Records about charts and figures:
##########

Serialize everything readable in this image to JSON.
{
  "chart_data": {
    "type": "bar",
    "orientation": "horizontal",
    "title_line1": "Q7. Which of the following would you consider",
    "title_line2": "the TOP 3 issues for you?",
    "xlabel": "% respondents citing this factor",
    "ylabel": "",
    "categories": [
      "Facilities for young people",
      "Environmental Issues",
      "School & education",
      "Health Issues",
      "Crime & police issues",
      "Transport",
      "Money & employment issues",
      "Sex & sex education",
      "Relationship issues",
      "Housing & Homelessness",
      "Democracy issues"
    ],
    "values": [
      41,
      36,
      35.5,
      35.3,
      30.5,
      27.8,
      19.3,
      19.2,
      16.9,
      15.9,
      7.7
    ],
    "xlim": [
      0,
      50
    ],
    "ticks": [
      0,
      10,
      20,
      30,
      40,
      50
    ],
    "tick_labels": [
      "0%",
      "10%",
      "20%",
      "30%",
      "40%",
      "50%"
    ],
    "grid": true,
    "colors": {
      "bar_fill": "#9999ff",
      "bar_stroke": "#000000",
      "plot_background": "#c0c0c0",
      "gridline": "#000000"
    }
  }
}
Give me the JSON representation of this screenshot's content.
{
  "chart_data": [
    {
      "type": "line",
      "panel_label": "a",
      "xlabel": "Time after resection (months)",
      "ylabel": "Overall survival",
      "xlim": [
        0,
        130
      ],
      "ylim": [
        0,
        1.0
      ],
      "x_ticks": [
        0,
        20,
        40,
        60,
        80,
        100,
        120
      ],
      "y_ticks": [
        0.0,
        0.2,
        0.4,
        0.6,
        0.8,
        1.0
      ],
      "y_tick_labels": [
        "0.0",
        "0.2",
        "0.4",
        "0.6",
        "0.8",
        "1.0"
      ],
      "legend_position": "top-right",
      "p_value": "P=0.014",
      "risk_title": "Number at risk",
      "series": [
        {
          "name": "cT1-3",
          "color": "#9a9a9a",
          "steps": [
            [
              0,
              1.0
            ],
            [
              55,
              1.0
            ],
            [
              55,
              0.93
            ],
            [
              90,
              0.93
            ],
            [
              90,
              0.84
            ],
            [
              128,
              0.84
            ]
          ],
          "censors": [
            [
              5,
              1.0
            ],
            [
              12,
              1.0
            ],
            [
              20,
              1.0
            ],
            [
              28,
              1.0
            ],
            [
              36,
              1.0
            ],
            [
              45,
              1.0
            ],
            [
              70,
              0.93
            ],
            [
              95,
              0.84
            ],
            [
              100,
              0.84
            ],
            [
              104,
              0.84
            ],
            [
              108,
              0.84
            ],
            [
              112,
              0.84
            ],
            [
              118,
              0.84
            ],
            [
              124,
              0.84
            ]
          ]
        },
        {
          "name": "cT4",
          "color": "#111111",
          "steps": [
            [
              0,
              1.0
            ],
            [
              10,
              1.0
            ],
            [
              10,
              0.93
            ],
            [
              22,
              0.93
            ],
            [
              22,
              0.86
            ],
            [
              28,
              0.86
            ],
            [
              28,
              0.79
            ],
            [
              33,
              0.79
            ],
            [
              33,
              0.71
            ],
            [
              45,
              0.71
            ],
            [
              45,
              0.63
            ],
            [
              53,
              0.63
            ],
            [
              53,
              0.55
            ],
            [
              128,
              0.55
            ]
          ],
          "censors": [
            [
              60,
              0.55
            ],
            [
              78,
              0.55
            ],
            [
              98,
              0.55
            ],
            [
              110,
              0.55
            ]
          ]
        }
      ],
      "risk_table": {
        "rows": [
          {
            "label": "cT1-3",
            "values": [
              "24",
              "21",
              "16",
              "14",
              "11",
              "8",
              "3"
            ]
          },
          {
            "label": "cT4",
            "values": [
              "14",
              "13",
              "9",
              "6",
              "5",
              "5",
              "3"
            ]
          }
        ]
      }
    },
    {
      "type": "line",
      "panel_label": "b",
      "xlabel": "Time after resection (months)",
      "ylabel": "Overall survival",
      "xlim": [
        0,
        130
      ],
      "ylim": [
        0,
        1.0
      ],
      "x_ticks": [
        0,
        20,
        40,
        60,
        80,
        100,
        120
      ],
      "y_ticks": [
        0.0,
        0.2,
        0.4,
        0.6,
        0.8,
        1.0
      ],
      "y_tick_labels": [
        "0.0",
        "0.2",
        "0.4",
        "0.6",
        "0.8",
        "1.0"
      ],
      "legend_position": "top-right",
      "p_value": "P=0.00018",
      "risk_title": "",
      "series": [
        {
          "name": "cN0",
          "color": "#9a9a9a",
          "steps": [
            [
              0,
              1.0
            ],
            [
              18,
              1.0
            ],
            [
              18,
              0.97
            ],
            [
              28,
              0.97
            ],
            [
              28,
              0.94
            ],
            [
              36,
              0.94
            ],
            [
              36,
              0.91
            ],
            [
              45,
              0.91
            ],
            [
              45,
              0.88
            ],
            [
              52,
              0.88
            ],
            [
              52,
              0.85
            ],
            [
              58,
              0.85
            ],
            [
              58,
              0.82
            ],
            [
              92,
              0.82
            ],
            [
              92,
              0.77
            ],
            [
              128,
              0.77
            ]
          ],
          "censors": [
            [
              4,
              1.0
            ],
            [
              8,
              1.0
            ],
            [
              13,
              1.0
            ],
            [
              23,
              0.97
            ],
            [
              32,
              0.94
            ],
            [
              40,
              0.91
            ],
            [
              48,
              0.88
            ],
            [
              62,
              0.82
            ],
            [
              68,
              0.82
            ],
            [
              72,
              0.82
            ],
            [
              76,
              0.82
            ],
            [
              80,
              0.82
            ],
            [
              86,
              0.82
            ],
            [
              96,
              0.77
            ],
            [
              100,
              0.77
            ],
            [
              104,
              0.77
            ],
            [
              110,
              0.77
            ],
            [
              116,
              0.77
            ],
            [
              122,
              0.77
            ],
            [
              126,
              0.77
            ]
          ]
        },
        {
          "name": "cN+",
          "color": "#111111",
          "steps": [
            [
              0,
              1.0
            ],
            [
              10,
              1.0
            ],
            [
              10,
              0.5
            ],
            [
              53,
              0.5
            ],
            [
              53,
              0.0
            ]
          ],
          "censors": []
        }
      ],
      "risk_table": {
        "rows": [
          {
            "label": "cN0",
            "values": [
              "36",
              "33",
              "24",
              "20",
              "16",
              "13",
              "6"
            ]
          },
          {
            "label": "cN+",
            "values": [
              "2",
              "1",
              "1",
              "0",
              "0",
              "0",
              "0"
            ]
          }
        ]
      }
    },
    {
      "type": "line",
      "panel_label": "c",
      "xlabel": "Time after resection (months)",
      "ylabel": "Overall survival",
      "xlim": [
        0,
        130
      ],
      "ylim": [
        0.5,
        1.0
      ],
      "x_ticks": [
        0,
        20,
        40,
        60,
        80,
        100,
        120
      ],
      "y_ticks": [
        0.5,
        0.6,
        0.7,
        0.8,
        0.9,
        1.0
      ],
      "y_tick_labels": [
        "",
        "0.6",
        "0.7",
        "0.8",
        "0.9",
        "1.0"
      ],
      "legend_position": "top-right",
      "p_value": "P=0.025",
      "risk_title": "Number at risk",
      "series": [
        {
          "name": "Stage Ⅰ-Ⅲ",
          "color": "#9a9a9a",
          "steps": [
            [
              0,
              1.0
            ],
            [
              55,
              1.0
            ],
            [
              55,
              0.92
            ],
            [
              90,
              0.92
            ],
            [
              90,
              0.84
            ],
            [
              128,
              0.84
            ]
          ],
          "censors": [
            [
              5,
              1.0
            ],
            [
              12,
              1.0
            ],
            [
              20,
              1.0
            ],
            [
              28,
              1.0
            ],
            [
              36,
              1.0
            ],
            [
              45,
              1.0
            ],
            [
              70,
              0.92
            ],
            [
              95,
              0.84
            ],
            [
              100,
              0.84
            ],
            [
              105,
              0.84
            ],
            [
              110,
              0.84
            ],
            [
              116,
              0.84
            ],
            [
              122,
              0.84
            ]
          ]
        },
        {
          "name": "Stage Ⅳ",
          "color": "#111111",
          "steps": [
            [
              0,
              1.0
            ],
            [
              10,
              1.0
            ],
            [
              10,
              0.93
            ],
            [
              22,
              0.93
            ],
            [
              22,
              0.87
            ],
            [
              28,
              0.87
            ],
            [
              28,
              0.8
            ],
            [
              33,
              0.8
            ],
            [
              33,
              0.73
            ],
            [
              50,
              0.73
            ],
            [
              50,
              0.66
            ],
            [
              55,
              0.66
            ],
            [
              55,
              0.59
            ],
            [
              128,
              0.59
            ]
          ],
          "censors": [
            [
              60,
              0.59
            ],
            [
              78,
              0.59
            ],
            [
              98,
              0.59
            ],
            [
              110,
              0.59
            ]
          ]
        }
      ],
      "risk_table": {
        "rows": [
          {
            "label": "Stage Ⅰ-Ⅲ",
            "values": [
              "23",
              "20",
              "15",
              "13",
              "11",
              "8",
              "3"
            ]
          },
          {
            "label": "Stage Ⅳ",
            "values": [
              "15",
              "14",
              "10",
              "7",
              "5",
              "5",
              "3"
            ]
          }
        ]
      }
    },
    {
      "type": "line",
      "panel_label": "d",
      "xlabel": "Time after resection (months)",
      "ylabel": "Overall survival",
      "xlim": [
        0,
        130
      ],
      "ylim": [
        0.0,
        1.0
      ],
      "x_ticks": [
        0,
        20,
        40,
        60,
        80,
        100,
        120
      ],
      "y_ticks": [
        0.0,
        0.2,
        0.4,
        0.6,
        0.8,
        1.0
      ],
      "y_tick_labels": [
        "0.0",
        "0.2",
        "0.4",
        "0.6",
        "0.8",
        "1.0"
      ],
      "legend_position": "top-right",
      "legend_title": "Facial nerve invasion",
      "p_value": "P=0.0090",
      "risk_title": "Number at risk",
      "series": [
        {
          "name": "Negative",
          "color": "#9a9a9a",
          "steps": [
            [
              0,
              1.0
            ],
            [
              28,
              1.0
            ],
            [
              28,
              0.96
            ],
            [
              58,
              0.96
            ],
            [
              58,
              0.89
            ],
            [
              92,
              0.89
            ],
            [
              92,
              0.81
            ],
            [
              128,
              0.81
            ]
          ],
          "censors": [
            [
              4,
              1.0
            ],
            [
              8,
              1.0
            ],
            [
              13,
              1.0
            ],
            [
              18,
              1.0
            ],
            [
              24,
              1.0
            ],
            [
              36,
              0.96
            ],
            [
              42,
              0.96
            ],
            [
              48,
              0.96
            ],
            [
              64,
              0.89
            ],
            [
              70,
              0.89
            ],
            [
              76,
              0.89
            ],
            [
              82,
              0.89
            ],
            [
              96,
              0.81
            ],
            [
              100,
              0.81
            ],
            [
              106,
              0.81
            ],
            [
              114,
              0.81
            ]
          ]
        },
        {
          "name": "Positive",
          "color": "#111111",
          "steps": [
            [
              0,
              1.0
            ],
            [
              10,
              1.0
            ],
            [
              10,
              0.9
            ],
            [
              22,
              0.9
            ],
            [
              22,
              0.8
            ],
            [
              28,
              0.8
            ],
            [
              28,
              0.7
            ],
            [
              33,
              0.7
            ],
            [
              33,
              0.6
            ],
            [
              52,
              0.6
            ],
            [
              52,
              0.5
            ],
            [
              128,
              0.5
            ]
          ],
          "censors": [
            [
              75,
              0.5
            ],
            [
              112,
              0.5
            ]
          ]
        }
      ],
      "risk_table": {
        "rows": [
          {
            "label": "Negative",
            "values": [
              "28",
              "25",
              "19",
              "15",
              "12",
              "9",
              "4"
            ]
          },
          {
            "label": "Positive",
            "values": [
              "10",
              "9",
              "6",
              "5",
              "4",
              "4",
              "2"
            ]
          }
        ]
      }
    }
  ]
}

##########

**REQUEST:** Each line that holds the word "education" is to be copied.

**ANSWER:**
      "School & education",
      "Sex & sex education",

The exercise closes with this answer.